-- begin --

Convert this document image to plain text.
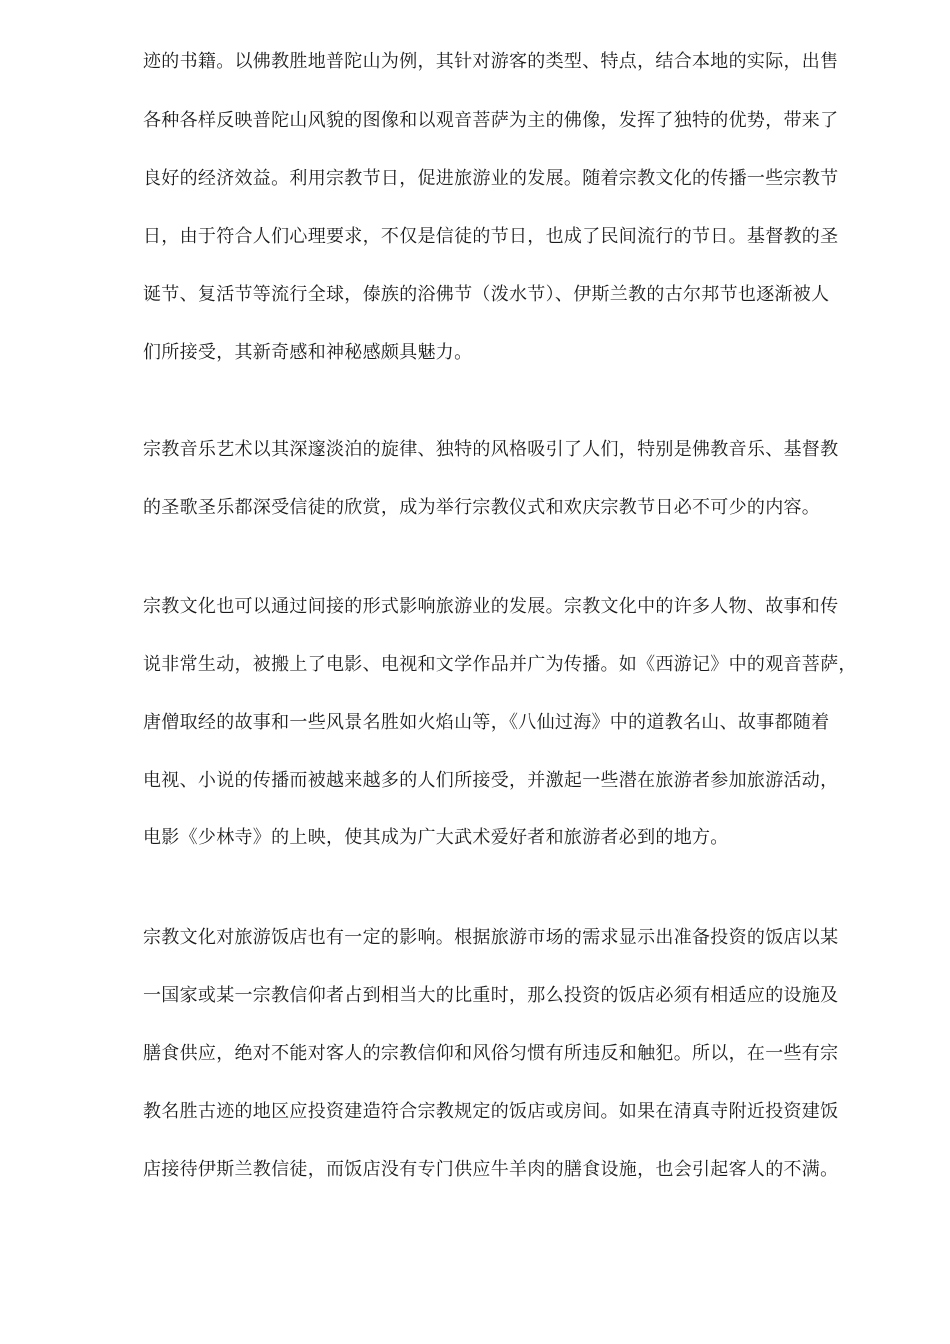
迹的书籍。以佛教胜地普陀山为例，其针对游客的类型、特点，结合本地的实际，出售

各种各样反映普陀山风貌的图像和以观音菩萨为主的佛像，发挥了独特的优势，带来了

良好的经济效益。利用宗教节日，促进旅游业的发展。随着宗教文化的传播一些宗教节

日，由于符合人们心理要求，不仅是信徒的节日，也成了民间流行的节日。基督教的圣

诞节、复活节等流行全球，傣族的浴佛节（泼水节）、伊斯兰教的古尔邦节也逐渐被人

们所接受，其新奇感和神秘感颇具魅力。

宗教音乐艺术以其深邃淡泊的旋律、独特的风格吸引了人们，特别是佛教音乐、基督教

的圣歌圣乐都深受信徒的欣赏，成为举行宗教仪式和欢庆宗教节日必不可少的内容。

宗教文化也可以通过间接的形式影响旅游业的发展。宗教文化中的许多人物、故事和传

说非常生动，被搬上了电影、电视和文学作品并广为传播。如《西游记》中的观音菩萨，

唐僧取经的故事和一些风景名胜如火焰山等，《八仙过海》中的道教名山、故事都随着

电视、小说的传播而被越来越多的人们所接受，并激起一些潜在旅游者参加旅游活动，

电影《少林寺》的上映，使其成为广大武术爱好者和旅游者必到的地方。

宗教文化对旅游饭店也有一定的影响。根据旅游市场的需求显示出准备投资的饭店以某

一国家或某一宗教信仰者占到相当大的比重时，那么投资的饭店必须有相适应的设施及

膳食供应，绝对不能对客人的宗教信仰和风俗匀惯有所违反和触犯。所以，在一些有宗

教名胜古迹的地区应投资建造符合宗教规定的饭店或房间。如果在清真寺附近投资建饭

店接待伊斯兰教信徒，而饭店没有专门供应牛羊肉的膳食设施，也会引起客人的不满。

-- end --

### Exercise requirements
Copy out the whole listing exactly, and don't carry over any pictures.

### Solved problem
Convert this document image to plain text.
迹的书籍。以佛教胜地普陀山为例，其针对游客的类型、特点，结合本地的实际，出售

各种各样反映普陀山风貌的图像和以观音菩萨为主的佛像，发挥了独特的优势，带来了

良好的经济效益。利用宗教节日，促进旅游业的发展。随着宗教文化的传播一些宗教节

日，由于符合人们心理要求，不仅是信徒的节日，也成了民间流行的节日。基督教的圣

诞节、复活节等流行全球，傣族的浴佛节（泼水节）、伊斯兰教的古尔邦节也逐渐被人

们所接受，其新奇感和神秘感颇具魅力。

宗教音乐艺术以其深邃淡泊的旋律、独特的风格吸引了人们，特别是佛教音乐、基督教

的圣歌圣乐都深受信徒的欣赏，成为举行宗教仪式和欢庆宗教节日必不可少的内容。

宗教文化也可以通过间接的形式影响旅游业的发展。宗教文化中的许多人物、故事和传

说非常生动，被搬上了电影、电视和文学作品并广为传播。如《西游记》中的观音菩萨，

唐僧取经的故事和一些风景名胜如火焰山等，《八仙过海》中的道教名山、故事都随着

电视、小说的传播而被越来越多的人们所接受，并激起一些潜在旅游者参加旅游活动，

电影《少林寺》的上映，使其成为广大武术爱好者和旅游者必到的地方。

宗教文化对旅游饭店也有一定的影响。根据旅游市场的需求显示出准备投资的饭店以某

一国家或某一宗教信仰者占到相当大的比重时，那么投资的饭店必须有相适应的设施及

膳食供应，绝对不能对客人的宗教信仰和风俗匀惯有所违反和触犯。所以，在一些有宗

教名胜古迹的地区应投资建造符合宗教规定的饭店或房间。如果在清真寺附近投资建饭

店接待伊斯兰教信徒，而饭店没有专门供应牛羊肉的膳食设施，也会引起客人的不满。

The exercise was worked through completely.